═══ LISTED ENTRIES
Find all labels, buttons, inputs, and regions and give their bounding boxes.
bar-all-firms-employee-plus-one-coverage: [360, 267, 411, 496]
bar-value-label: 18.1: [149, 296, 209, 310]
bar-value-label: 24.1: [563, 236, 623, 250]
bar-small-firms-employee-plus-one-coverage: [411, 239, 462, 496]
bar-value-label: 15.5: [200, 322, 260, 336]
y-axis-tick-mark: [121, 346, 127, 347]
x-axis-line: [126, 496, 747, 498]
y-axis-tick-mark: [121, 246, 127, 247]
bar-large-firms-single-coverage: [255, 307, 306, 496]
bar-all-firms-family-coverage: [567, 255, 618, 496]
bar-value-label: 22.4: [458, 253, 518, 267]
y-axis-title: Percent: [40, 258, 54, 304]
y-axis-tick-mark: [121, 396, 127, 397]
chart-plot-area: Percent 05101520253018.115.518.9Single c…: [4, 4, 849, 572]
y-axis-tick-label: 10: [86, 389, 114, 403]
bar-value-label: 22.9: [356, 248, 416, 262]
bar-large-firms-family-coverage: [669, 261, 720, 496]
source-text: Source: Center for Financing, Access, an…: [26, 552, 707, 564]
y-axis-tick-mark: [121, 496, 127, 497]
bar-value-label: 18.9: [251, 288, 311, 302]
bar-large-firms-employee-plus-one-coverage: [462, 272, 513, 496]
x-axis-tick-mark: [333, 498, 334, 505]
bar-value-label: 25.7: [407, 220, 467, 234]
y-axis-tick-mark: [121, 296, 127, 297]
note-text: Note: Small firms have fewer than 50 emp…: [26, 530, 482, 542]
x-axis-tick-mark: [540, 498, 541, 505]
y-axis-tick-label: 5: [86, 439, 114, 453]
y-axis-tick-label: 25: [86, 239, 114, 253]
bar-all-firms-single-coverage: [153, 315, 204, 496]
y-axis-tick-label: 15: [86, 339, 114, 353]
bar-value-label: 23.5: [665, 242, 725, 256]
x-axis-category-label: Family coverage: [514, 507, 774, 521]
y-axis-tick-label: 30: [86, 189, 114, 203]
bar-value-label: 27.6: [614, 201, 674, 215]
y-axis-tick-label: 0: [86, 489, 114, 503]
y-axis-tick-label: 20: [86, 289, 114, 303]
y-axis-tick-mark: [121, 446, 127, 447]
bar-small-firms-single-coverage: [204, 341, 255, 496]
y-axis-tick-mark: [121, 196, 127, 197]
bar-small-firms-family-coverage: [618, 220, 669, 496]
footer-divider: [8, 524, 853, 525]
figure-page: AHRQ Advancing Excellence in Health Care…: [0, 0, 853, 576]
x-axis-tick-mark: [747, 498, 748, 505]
══════
TASK STATEMENT – Pull out every line of the entries above that contains the string "plus". Case counts.

OUTPUT BELOW –
bar-all-firms-employee-plus-one-coverage: [360, 267, 411, 496]
bar-small-firms-employee-plus-one-coverage: [411, 239, 462, 496]
bar-large-firms-employee-plus-one-coverage: [462, 272, 513, 496]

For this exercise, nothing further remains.